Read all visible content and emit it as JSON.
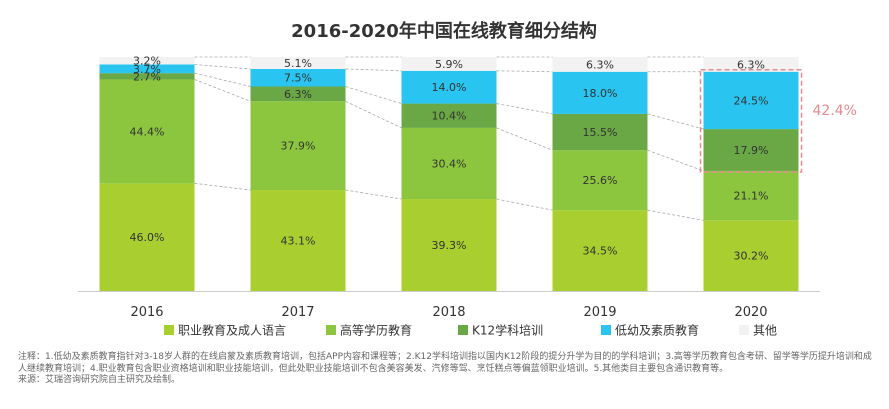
{
  "chart_data": {
    "type": "bar",
    "stacked": "percent",
    "title": "2016-2020年中国在线教育细分结构",
    "categories": [
      "2016",
      "2017",
      "2018",
      "2019",
      "2020"
    ],
    "series": [
      {
        "name": "职业教育及成人语言",
        "color": "#a8cf2f",
        "values": [
          46.0,
          43.1,
          39.3,
          34.5,
          30.2
        ]
      },
      {
        "name": "高等学历教育",
        "color": "#8cc63f",
        "values": [
          44.4,
          37.9,
          30.4,
          25.6,
          21.1
        ]
      },
      {
        "name": "K12学科培训",
        "color": "#6aa845",
        "values": [
          2.7,
          6.3,
          10.4,
          15.5,
          17.9
        ]
      },
      {
        "name": "低幼及素质教育",
        "color": "#29c5f0",
        "values": [
          3.7,
          7.5,
          14.0,
          18.0,
          24.5
        ]
      },
      {
        "name": "其他",
        "color": "#f2f2f2",
        "values": [
          3.2,
          5.1,
          5.9,
          6.3,
          6.3
        ]
      }
    ],
    "value_labels": [
      [
        "46.0%",
        "44.4%",
        "2.7%",
        "3.7%",
        "3.2%"
      ],
      [
        "43.1%",
        "37.9%",
        "6.3%",
        "7.5%",
        "5.1%"
      ],
      [
        "39.3%",
        "30.4%",
        "10.4%",
        "14.0%",
        "5.9%"
      ],
      [
        "34.5%",
        "25.6%",
        "15.5%",
        "18.0%",
        "6.3%"
      ],
      [
        "30.2%",
        "21.1%",
        "17.9%",
        "24.5%",
        "6.3%"
      ]
    ],
    "ylim": [
      0,
      100
    ],
    "legend_position": "bottom",
    "annotation": {
      "label": "42.4%",
      "category": "2020",
      "series": [
        "K12学科培训",
        "低幼及素质教育"
      ],
      "color": "#e58a8f"
    }
  },
  "notes": {
    "line1": "注释：1.低幼及素质教育指针对3-18岁人群的在线启蒙及素质教育培训，包括APP内容和课程等；2.K12学科培训指以国内K12阶段的提分升学为目的的学科培训；3.高等学历教育包含考研、留学等学历提升培训和成人继续教育培训；4.职业教育包含职业资格培训和职业技能培训，但此处职业技能培训不包含美容美发、汽修等驾、烹饪糕点等偏蓝领职业培训。5.其他类目主要包含通识教育等。",
    "source": "来源：艾瑞咨询研究院自主研究及绘制。"
  }
}
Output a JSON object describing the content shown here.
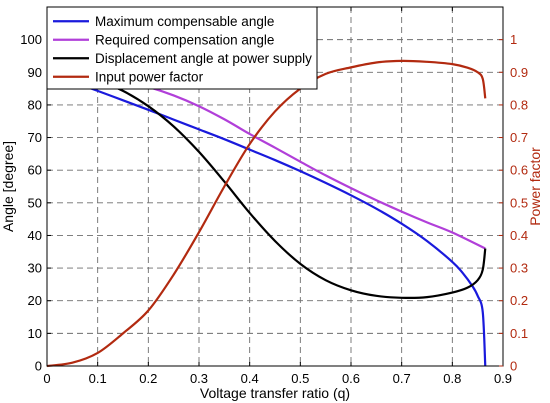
{
  "chart_data": {
    "type": "line",
    "xlabel": "Voltage transfer ratio (q)",
    "ylabel": "Angle [degree]",
    "y2label": "Power factor",
    "xlim": [
      0,
      0.9
    ],
    "ylim": [
      0,
      110
    ],
    "y2lim": [
      0,
      1.1
    ],
    "xticks": [
      "0",
      "0.1",
      "0.2",
      "0.3",
      "0.4",
      "0.5",
      "0.6",
      "0.7",
      "0.8",
      "0.9"
    ],
    "yticks": [
      "0",
      "10",
      "20",
      "30",
      "40",
      "50",
      "60",
      "70",
      "80",
      "90",
      "100"
    ],
    "y2ticks": [
      "0",
      "0.1",
      "0.2",
      "0.3",
      "0.4",
      "0.5",
      "0.6",
      "0.7",
      "0.8",
      "0.9",
      "1"
    ],
    "grid": true,
    "legend_position": "top-left",
    "series": [
      {
        "name": "Maximum compensable angle",
        "color": "#1a1adc",
        "axis": "left",
        "x": [
          0,
          0.05,
          0.1,
          0.15,
          0.2,
          0.25,
          0.3,
          0.35,
          0.4,
          0.45,
          0.5,
          0.55,
          0.6,
          0.65,
          0.7,
          0.75,
          0.8,
          0.82,
          0.84,
          0.85,
          0.86,
          0.865
        ],
        "y": [
          90,
          87.1,
          84.3,
          81.4,
          78.5,
          75.5,
          72.5,
          69.5,
          66.3,
          63.1,
          59.7,
          56.1,
          52.3,
          48.2,
          43.6,
          38.3,
          31.9,
          28.6,
          24.4,
          21.5,
          16.6,
          0
        ]
      },
      {
        "name": "Required compensation angle",
        "color": "#b13fd9",
        "axis": "left",
        "x": [
          0,
          0.05,
          0.1,
          0.15,
          0.2,
          0.25,
          0.3,
          0.35,
          0.4,
          0.45,
          0.5,
          0.55,
          0.6,
          0.65,
          0.7,
          0.75,
          0.8,
          0.865
        ],
        "y": [
          90,
          89.7,
          88.9,
          87.5,
          85.5,
          82.9,
          79.6,
          75.6,
          71.1,
          66.9,
          62.6,
          58.4,
          54.5,
          50.8,
          47.3,
          44.0,
          40.9,
          36.0
        ]
      },
      {
        "name": "Displacement angle at power supply",
        "color": "#000000",
        "axis": "left",
        "x": [
          0,
          0.05,
          0.1,
          0.15,
          0.2,
          0.25,
          0.3,
          0.35,
          0.4,
          0.45,
          0.5,
          0.55,
          0.6,
          0.65,
          0.7,
          0.75,
          0.8,
          0.83,
          0.85,
          0.86,
          0.865
        ],
        "y": [
          90,
          89.4,
          87.5,
          84.3,
          79.6,
          73.4,
          65.6,
          56.5,
          46.9,
          38.3,
          31.3,
          26.3,
          23.2,
          21.5,
          20.9,
          21.1,
          22.5,
          24.0,
          26.3,
          29.5,
          36.0
        ]
      },
      {
        "name": "Input power factor",
        "color": "#b22a10",
        "axis": "right",
        "x": [
          0,
          0.05,
          0.1,
          0.15,
          0.2,
          0.25,
          0.3,
          0.35,
          0.4,
          0.45,
          0.5,
          0.55,
          0.6,
          0.65,
          0.7,
          0.75,
          0.8,
          0.83,
          0.85,
          0.86,
          0.865
        ],
        "y": [
          0.0,
          0.01,
          0.04,
          0.1,
          0.17,
          0.28,
          0.41,
          0.55,
          0.68,
          0.78,
          0.85,
          0.895,
          0.915,
          0.93,
          0.935,
          0.932,
          0.925,
          0.914,
          0.9,
          0.88,
          0.82
        ]
      }
    ]
  }
}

WHAT YOU HAVE TO DO: All of the data above should be quoted exactly, except for the pictures.

IN RESPONSE:
Read all visible content and emit it as JSON.
{
  "chart_data": {
    "type": "bar",
    "stacked": "percent",
    "title": "2016-2020年中国在线教育细分结构",
    "categories": [
      "2016",
      "2017",
      "2018",
      "2019",
      "2020"
    ],
    "series": [
      {
        "name": "职业教育及成人语言",
        "color": "#a8cf2f",
        "values": [
          46.0,
          43.1,
          39.3,
          34.5,
          30.2
        ]
      },
      {
        "name": "高等学历教育",
        "color": "#8cc63f",
        "values": [
          44.4,
          37.9,
          30.4,
          25.6,
          21.1
        ]
      },
      {
        "name": "K12学科培训",
        "color": "#6aa845",
        "values": [
          2.7,
          6.3,
          10.4,
          15.5,
          17.9
        ]
      },
      {
        "name": "低幼及素质教育",
        "color": "#29c5f0",
        "values": [
          3.7,
          7.5,
          14.0,
          18.0,
          24.5
        ]
      },
      {
        "name": "其他",
        "color": "#f2f2f2",
        "values": [
          3.2,
          5.1,
          5.9,
          6.3,
          6.3
        ]
      }
    ],
    "value_labels": [
      [
        "46.0%",
        "44.4%",
        "2.7%",
        "3.7%",
        "3.2%"
      ],
      [
        "43.1%",
        "37.9%",
        "6.3%",
        "7.5%",
        "5.1%"
      ],
      [
        "39.3%",
        "30.4%",
        "10.4%",
        "14.0%",
        "5.9%"
      ],
      [
        "34.5%",
        "25.6%",
        "15.5%",
        "18.0%",
        "6.3%"
      ],
      [
        "30.2%",
        "21.1%",
        "17.9%",
        "24.5%",
        "6.3%"
      ]
    ],
    "ylim": [
      0,
      100
    ],
    "legend_position": "bottom",
    "annotation": {
      "label": "42.4%",
      "category": "2020",
      "series": [
        "K12学科培训",
        "低幼及素质教育"
      ],
      "color": "#e58a8f"
    }
  },
  "notes": {
    "line1": "注释：1.低幼及素质教育指针对3-18岁人群的在线启蒙及素质教育培训，包括APP内容和课程等；2.K12学科培训指以国内K12阶段的提分升学为目的的学科培训；3.高等学历教育包含考研、留学等学历提升培训和成人继续教育培训；4.职业教育包含职业资格培训和职业技能培训，但此处职业技能培训不包含美容美发、汽修等驾、烹饪糕点等偏蓝领职业培训。5.其他类目主要包含通识教育等。",
    "source": "来源：艾瑞咨询研究院自主研究及绘制。"
  }
}
Output a JSON object describing the content shown here.
{
  "chart_data": {
    "type": "line",
    "xlabel": "Voltage transfer ratio (q)",
    "ylabel": "Angle [degree]",
    "y2label": "Power factor",
    "xlim": [
      0,
      0.9
    ],
    "ylim": [
      0,
      110
    ],
    "y2lim": [
      0,
      1.1
    ],
    "xticks": [
      "0",
      "0.1",
      "0.2",
      "0.3",
      "0.4",
      "0.5",
      "0.6",
      "0.7",
      "0.8",
      "0.9"
    ],
    "yticks": [
      "0",
      "10",
      "20",
      "30",
      "40",
      "50",
      "60",
      "70",
      "80",
      "90",
      "100"
    ],
    "y2ticks": [
      "0",
      "0.1",
      "0.2",
      "0.3",
      "0.4",
      "0.5",
      "0.6",
      "0.7",
      "0.8",
      "0.9",
      "1"
    ],
    "grid": true,
    "legend_position": "top-left",
    "series": [
      {
        "name": "Maximum compensable angle",
        "color": "#1a1adc",
        "axis": "left",
        "x": [
          0,
          0.05,
          0.1,
          0.15,
          0.2,
          0.25,
          0.3,
          0.35,
          0.4,
          0.45,
          0.5,
          0.55,
          0.6,
          0.65,
          0.7,
          0.75,
          0.8,
          0.82,
          0.84,
          0.85,
          0.86,
          0.865
        ],
        "y": [
          90,
          87.1,
          84.3,
          81.4,
          78.5,
          75.5,
          72.5,
          69.5,
          66.3,
          63.1,
          59.7,
          56.1,
          52.3,
          48.2,
          43.6,
          38.3,
          31.9,
          28.6,
          24.4,
          21.5,
          16.6,
          0
        ]
      },
      {
        "name": "Required compensation angle",
        "color": "#b13fd9",
        "axis": "left",
        "x": [
          0,
          0.05,
          0.1,
          0.15,
          0.2,
          0.25,
          0.3,
          0.35,
          0.4,
          0.45,
          0.5,
          0.55,
          0.6,
          0.65,
          0.7,
          0.75,
          0.8,
          0.865
        ],
        "y": [
          90,
          89.7,
          88.9,
          87.5,
          85.5,
          82.9,
          79.6,
          75.6,
          71.1,
          66.9,
          62.6,
          58.4,
          54.5,
          50.8,
          47.3,
          44.0,
          40.9,
          36.0
        ]
      },
      {
        "name": "Displacement angle at power supply",
        "color": "#000000",
        "axis": "left",
        "x": [
          0,
          0.05,
          0.1,
          0.15,
          0.2,
          0.25,
          0.3,
          0.35,
          0.4,
          0.45,
          0.5,
          0.55,
          0.6,
          0.65,
          0.7,
          0.75,
          0.8,
          0.83,
          0.85,
          0.86,
          0.865
        ],
        "y": [
          90,
          89.4,
          87.5,
          84.3,
          79.6,
          73.4,
          65.6,
          56.5,
          46.9,
          38.3,
          31.3,
          26.3,
          23.2,
          21.5,
          20.9,
          21.1,
          22.5,
          24.0,
          26.3,
          29.5,
          36.0
        ]
      },
      {
        "name": "Input power factor",
        "color": "#b22a10",
        "axis": "right",
        "x": [
          0,
          0.05,
          0.1,
          0.15,
          0.2,
          0.25,
          0.3,
          0.35,
          0.4,
          0.45,
          0.5,
          0.55,
          0.6,
          0.65,
          0.7,
          0.75,
          0.8,
          0.83,
          0.85,
          0.86,
          0.865
        ],
        "y": [
          0.0,
          0.01,
          0.04,
          0.1,
          0.17,
          0.28,
          0.41,
          0.55,
          0.68,
          0.78,
          0.85,
          0.895,
          0.915,
          0.93,
          0.935,
          0.932,
          0.925,
          0.914,
          0.9,
          0.88,
          0.82
        ]
      }
    ]
  }
}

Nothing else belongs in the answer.